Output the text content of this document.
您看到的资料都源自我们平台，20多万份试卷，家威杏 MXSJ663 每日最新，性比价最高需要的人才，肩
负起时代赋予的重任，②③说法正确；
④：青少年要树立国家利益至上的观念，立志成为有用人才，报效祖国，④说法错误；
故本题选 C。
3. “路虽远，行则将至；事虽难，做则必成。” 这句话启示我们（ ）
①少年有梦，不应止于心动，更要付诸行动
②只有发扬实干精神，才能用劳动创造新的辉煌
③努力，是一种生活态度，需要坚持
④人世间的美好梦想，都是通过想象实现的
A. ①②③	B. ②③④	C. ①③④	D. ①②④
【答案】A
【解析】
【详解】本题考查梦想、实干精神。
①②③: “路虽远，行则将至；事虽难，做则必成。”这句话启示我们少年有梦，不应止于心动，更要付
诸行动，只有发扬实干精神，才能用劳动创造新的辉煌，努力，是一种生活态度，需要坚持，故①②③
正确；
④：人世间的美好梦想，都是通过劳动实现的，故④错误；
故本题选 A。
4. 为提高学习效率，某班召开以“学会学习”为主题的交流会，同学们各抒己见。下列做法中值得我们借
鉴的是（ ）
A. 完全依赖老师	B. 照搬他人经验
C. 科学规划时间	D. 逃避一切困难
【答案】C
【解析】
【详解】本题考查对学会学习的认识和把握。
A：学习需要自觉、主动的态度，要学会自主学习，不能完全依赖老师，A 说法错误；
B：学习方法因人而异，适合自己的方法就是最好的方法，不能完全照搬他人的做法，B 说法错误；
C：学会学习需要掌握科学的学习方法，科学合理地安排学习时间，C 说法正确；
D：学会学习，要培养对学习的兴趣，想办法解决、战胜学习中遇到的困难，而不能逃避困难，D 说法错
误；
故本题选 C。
::::
### Task details
Isolate the lines above that contain the word "才能用劳动创造新的辉煌" and copy them.

### Exercise response
②只有发扬实干精神，才能用劳动创造新的辉煌
诸行动，只有发扬实干精神，才能用劳动创造新的辉煌，努力，是一种生活态度，需要坚持，故①②③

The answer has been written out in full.